Dataset records:
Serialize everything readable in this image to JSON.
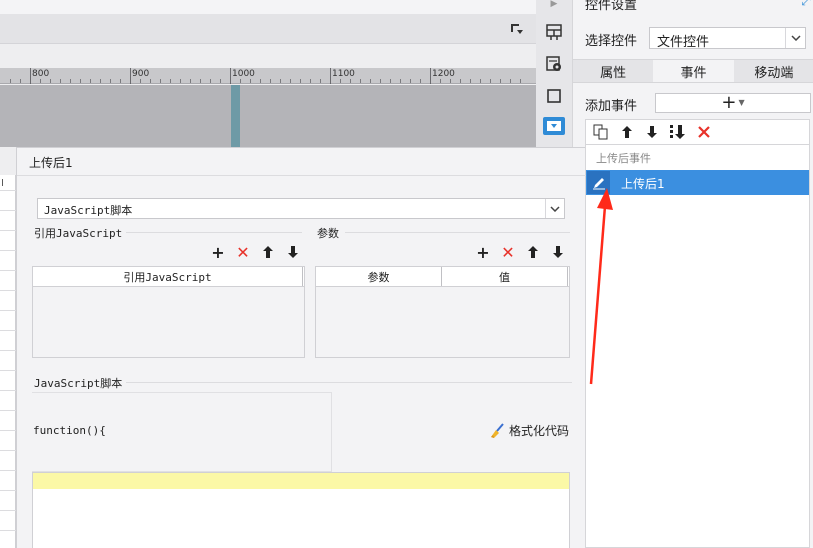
{
  "editor": {
    "ruler_labels": [
      "800",
      "900",
      "1000",
      "1100",
      "1200"
    ],
    "grid_char": "I"
  },
  "panel": {
    "title": "控件设置",
    "select_label": "选择控件",
    "select_value": "文件控件",
    "tabs": [
      {
        "label": "属性",
        "active": false
      },
      {
        "label": "事件",
        "active": true
      },
      {
        "label": "移动端",
        "active": false
      }
    ],
    "add_event_label": "添加事件",
    "add_event_symbol": "+",
    "event_group": "上传后事件",
    "event_item": "上传后1",
    "accent": "#3b8fe0"
  },
  "dialog": {
    "title": "上传后1",
    "script_type": "JavaScript脚本",
    "ref_js_label": "引用JavaScript",
    "ref_js_column": "引用JavaScript",
    "params_label": "参数",
    "params_columns": [
      "参数",
      "值"
    ],
    "script_section_label": "JavaScript脚本",
    "function_text": "function(){",
    "format_code_label": "格式化代码"
  },
  "icons": {
    "add": "plus-icon",
    "delete": "red-x-icon",
    "up": "arrow-up-icon",
    "down": "arrow-down-icon",
    "edit": "pencil-icon",
    "format": "broom-icon"
  },
  "symbols": {
    "plus": "+",
    "cross": "✕",
    "up": "🡑",
    "down": "🡓"
  }
}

→ AIM: Search the lines above for the string "JavaScript脚本", then show every one that has it.

→ SOLUTION FOR THIS EXERCISE:
    "script_type": "JavaScript脚本",
    "script_section_label": "JavaScript脚本",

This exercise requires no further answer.